Show all lines holding "year".

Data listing
begin
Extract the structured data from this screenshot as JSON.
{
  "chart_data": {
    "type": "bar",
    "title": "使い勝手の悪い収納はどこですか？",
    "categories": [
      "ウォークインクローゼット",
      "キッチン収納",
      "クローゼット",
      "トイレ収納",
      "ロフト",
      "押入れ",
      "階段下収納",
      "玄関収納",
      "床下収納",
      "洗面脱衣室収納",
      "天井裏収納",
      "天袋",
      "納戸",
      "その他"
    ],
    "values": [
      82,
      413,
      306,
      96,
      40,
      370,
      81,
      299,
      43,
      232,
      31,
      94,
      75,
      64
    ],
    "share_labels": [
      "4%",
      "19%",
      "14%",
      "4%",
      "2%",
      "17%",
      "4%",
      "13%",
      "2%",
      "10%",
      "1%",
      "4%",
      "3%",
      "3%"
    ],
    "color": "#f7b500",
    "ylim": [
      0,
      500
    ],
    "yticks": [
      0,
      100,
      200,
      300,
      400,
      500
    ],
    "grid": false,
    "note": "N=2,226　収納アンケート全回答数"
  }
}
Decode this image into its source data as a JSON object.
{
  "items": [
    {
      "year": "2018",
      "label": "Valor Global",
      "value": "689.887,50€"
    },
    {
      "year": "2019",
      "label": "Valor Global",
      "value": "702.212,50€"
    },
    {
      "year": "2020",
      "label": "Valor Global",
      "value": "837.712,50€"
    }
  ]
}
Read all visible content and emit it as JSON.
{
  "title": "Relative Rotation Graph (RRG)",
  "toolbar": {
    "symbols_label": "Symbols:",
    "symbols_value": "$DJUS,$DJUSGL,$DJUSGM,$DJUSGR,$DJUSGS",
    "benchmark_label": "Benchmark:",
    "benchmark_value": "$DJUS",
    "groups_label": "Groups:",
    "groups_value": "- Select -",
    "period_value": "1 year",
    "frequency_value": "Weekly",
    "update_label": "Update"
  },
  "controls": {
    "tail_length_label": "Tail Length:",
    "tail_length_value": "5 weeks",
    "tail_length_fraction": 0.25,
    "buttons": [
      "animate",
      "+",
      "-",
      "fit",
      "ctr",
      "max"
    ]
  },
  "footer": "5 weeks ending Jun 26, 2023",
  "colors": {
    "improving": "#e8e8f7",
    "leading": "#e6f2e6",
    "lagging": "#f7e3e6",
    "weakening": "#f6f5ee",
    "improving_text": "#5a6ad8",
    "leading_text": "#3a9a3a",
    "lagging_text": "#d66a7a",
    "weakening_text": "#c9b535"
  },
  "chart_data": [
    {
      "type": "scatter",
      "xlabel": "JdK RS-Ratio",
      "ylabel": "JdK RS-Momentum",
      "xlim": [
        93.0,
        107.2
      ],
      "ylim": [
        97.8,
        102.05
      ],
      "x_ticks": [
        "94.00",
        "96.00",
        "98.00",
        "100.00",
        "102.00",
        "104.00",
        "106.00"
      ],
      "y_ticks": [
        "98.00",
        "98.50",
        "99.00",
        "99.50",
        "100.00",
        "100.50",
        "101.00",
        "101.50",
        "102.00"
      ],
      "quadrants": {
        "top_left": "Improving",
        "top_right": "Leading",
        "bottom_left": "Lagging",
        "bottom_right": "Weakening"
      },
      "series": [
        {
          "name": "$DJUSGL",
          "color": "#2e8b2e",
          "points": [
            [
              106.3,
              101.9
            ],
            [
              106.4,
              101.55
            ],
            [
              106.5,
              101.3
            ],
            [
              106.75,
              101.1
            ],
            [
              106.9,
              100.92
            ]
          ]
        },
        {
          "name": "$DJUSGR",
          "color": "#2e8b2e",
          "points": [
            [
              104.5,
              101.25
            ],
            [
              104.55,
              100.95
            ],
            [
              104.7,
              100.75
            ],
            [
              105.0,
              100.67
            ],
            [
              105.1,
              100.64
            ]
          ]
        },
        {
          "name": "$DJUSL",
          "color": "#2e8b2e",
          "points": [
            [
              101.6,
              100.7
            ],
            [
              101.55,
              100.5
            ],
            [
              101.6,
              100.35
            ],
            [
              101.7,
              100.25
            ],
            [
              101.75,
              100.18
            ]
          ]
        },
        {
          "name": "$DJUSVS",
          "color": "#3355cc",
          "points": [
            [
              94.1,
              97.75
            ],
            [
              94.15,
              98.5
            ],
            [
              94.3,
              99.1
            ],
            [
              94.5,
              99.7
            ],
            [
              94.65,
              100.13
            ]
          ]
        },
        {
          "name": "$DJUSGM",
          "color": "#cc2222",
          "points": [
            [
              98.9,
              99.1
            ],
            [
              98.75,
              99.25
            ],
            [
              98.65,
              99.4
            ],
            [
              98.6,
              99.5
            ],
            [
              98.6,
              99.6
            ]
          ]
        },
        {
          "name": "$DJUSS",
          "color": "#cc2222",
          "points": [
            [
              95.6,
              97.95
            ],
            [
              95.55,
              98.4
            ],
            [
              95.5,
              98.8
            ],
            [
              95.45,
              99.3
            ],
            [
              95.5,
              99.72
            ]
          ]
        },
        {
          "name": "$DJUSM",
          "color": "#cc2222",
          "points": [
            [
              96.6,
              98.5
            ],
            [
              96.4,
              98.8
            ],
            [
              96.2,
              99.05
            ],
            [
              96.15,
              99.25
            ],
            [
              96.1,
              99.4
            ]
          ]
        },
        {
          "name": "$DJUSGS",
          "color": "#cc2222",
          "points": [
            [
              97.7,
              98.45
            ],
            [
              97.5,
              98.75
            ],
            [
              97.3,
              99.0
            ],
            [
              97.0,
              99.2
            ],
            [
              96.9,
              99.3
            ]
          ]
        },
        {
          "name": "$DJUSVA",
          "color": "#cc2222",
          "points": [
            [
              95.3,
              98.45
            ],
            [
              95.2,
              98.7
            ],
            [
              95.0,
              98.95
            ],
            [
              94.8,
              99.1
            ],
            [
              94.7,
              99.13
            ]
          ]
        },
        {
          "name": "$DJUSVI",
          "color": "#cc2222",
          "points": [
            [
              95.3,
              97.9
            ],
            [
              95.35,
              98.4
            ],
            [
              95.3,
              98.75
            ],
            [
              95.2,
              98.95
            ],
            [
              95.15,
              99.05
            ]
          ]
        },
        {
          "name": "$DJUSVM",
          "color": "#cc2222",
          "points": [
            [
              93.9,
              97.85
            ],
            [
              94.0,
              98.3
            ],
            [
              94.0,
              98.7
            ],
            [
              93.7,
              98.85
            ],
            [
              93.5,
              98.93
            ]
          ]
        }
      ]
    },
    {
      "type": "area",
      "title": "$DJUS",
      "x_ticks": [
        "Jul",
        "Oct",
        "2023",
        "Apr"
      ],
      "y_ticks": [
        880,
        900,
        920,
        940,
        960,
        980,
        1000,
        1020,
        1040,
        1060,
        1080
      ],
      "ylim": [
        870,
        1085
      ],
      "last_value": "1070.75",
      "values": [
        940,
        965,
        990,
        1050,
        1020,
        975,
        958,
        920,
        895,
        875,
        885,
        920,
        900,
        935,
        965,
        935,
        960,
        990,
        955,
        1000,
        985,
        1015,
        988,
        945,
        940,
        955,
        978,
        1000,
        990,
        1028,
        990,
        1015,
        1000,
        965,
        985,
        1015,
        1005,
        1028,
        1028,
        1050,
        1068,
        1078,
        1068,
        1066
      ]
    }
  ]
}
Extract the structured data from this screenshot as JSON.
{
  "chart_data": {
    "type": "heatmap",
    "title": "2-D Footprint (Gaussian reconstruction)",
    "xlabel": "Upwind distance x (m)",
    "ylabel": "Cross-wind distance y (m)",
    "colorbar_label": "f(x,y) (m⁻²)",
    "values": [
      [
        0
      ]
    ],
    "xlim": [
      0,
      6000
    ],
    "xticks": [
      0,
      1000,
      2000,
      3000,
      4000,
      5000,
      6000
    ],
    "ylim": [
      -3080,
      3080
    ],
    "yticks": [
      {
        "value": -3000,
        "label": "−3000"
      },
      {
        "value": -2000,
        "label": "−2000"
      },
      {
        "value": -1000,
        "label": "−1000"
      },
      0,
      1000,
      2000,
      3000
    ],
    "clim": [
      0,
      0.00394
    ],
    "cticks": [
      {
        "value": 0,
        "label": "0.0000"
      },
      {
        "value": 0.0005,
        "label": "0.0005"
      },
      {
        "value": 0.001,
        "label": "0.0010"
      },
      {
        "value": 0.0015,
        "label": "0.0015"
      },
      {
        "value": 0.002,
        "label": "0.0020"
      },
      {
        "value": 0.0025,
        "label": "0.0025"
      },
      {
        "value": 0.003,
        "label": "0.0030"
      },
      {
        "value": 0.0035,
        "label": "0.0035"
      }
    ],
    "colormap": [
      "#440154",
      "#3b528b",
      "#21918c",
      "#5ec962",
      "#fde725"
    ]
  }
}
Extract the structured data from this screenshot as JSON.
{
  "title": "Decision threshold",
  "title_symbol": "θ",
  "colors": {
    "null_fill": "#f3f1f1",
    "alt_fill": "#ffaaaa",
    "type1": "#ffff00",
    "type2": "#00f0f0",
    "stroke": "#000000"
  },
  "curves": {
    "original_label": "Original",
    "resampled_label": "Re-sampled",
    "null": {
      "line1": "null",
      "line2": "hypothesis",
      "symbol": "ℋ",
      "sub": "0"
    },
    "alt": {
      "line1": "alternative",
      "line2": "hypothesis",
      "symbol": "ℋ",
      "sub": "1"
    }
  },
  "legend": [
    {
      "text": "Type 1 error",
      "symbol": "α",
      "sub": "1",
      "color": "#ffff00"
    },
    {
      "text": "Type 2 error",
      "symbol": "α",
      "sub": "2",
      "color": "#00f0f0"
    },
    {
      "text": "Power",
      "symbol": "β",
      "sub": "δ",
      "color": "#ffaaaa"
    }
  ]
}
end
## Answer in full:
      "year": "2018",
      "year": "2019",
      "year": "2020",
    "period_value": "1 year",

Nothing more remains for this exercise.